■ **AIM**
Could you output each line of the data that follows exactly?

begin DATA RECORDS

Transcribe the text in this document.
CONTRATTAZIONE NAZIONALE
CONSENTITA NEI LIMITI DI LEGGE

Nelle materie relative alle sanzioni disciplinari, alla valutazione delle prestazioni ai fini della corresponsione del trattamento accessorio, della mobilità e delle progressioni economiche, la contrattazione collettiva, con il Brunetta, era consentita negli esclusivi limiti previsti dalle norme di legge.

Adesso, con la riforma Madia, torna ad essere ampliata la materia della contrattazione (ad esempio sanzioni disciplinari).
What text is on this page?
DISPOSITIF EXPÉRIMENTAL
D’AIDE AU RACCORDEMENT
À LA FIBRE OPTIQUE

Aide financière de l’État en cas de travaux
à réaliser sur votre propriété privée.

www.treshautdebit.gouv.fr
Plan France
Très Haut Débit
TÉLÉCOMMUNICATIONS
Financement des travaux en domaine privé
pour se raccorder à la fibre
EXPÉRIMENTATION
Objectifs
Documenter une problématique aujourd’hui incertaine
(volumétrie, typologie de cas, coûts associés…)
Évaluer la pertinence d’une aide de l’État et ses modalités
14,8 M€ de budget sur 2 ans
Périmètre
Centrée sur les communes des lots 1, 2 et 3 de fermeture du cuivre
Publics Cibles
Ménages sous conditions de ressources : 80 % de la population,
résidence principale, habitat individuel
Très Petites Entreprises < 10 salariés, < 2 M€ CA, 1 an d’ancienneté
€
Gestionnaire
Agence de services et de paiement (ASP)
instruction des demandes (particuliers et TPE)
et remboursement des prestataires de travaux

end DATA RECORDS

■ **SOLUTION**
Transcribe the text in this document.
CONTRATTAZIONE NAZIONALE
CONSENTITA NEI LIMITI DI LEGGE

Nelle materie relative alle sanzioni disciplinari, alla valutazione delle prestazioni ai fini della corresponsione del trattamento accessorio, della mobilità e delle progressioni economiche, la contrattazione collettiva, con il Brunetta, era consentita negli esclusivi limiti previsti dalle norme di legge.

Adesso, con la riforma Madia, torna ad essere ampliata la materia della contrattazione (ad esempio sanzioni disciplinari).
What text is on this page?
DISPOSITIF EXPÉRIMENTAL
D’AIDE AU RACCORDEMENT
À LA FIBRE OPTIQUE

Aide financière de l’État en cas de travaux
à réaliser sur votre propriété privée.

www.treshautdebit.gouv.fr
Plan France
Très Haut Débit
TÉLÉCOMMUNICATIONS
Financement des travaux en domaine privé
pour se raccorder à la fibre
EXPÉRIMENTATION
Objectifs
Documenter une problématique aujourd’hui incertaine
(volumétrie, typologie de cas, coûts associés…)
Évaluer la pertinence d’une aide de l’État et ses modalités
14,8 M€ de budget sur 2 ans
Périmètre
Centrée sur les communes des lots 1, 2 et 3 de fermeture du cuivre
Publics Cibles
Ménages sous conditions de ressources : 80 % de la population,
résidence principale, habitat individuel
Très Petites Entreprises < 10 salariés, < 2 M€ CA, 1 an d’ancienneté
€
Gestionnaire
Agence de services et de paiement (ASP)
instruction des demandes (particuliers et TPE)
et remboursement des prestataires de travaux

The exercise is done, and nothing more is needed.